◆ Given instruction:
Would you return all of this data exactly, leaving nothing out?

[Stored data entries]
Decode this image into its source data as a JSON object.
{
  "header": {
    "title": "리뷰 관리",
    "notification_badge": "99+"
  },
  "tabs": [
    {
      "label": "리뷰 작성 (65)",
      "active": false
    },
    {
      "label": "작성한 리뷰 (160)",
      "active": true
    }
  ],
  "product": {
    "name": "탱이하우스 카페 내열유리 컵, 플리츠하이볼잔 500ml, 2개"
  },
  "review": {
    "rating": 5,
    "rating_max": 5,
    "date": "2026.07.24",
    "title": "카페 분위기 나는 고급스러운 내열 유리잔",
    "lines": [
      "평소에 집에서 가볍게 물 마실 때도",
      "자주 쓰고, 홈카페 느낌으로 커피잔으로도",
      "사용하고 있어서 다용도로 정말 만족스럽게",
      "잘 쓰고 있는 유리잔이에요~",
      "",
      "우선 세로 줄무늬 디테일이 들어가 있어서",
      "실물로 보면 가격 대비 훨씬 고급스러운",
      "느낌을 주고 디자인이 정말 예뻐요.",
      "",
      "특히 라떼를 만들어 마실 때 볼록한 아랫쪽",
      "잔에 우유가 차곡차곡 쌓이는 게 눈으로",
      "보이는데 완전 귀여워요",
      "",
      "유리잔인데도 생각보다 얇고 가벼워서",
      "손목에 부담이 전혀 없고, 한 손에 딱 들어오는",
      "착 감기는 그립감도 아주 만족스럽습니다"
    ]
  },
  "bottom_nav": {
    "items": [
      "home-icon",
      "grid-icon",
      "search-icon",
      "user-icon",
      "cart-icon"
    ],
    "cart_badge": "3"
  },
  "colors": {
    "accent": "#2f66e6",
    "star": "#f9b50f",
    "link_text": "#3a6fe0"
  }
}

◆ Task result:
Decode this image into its source data as a JSON object.
{
  "header": {
    "title": "리뷰 관리",
    "notification_badge": "99+"
  },
  "tabs": [
    {
      "label": "리뷰 작성 (65)",
      "active": false
    },
    {
      "label": "작성한 리뷰 (160)",
      "active": true
    }
  ],
  "product": {
    "name": "탱이하우스 카페 내열유리 컵, 플리츠하이볼잔 500ml, 2개"
  },
  "review": {
    "rating": 5,
    "rating_max": 5,
    "date": "2026.07.24",
    "title": "카페 분위기 나는 고급스러운 내열 유리잔",
    "lines": [
      "평소에 집에서 가볍게 물 마실 때도",
      "자주 쓰고, 홈카페 느낌으로 커피잔으로도",
      "사용하고 있어서 다용도로 정말 만족스럽게",
      "잘 쓰고 있는 유리잔이에요~",
      "",
      "우선 세로 줄무늬 디테일이 들어가 있어서",
      "실물로 보면 가격 대비 훨씬 고급스러운",
      "느낌을 주고 디자인이 정말 예뻐요.",
      "",
      "특히 라떼를 만들어 마실 때 볼록한 아랫쪽",
      "잔에 우유가 차곡차곡 쌓이는 게 눈으로",
      "보이는데 완전 귀여워요",
      "",
      "유리잔인데도 생각보다 얇고 가벼워서",
      "손목에 부담이 전혀 없고, 한 손에 딱 들어오는",
      "착 감기는 그립감도 아주 만족스럽습니다"
    ]
  },
  "bottom_nav": {
    "items": [
      "home-icon",
      "grid-icon",
      "search-icon",
      "user-icon",
      "cart-icon"
    ],
    "cart_badge": "3"
  },
  "colors": {
    "accent": "#2f66e6",
    "star": "#f9b50f",
    "link_text": "#3a6fe0"
  }
}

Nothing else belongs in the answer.